| What you will do |
In the records below, find each line with the word "退职生活费" and copy it.

Start of Data shown

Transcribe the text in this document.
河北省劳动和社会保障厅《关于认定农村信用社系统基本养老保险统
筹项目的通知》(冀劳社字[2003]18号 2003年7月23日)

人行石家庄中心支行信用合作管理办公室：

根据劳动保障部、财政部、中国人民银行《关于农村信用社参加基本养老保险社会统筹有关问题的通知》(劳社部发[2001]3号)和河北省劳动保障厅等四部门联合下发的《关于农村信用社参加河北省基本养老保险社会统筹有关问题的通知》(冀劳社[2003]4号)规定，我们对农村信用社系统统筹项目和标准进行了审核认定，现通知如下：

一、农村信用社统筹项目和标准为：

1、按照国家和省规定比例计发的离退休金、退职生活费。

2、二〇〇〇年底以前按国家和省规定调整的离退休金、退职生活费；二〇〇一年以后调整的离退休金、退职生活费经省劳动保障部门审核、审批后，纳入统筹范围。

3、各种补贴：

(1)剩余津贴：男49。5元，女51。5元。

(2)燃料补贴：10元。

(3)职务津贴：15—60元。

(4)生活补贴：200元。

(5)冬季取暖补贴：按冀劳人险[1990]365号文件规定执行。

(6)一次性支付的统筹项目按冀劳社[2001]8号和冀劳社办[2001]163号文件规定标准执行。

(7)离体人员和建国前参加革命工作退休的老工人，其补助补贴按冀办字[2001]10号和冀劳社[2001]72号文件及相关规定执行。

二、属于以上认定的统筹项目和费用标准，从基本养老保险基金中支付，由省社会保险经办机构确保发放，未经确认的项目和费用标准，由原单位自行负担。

End of Data shown

| Result for this exercise |
1、按照国家和省规定比例计发的离退休金、退职生活费。
2、二〇〇〇年底以前按国家和省规定调整的离退休金、退职生活费；二〇〇一年以后调整的离退休金、退职生活费经省劳动保障部门审核、审批后，纳入统筹范围。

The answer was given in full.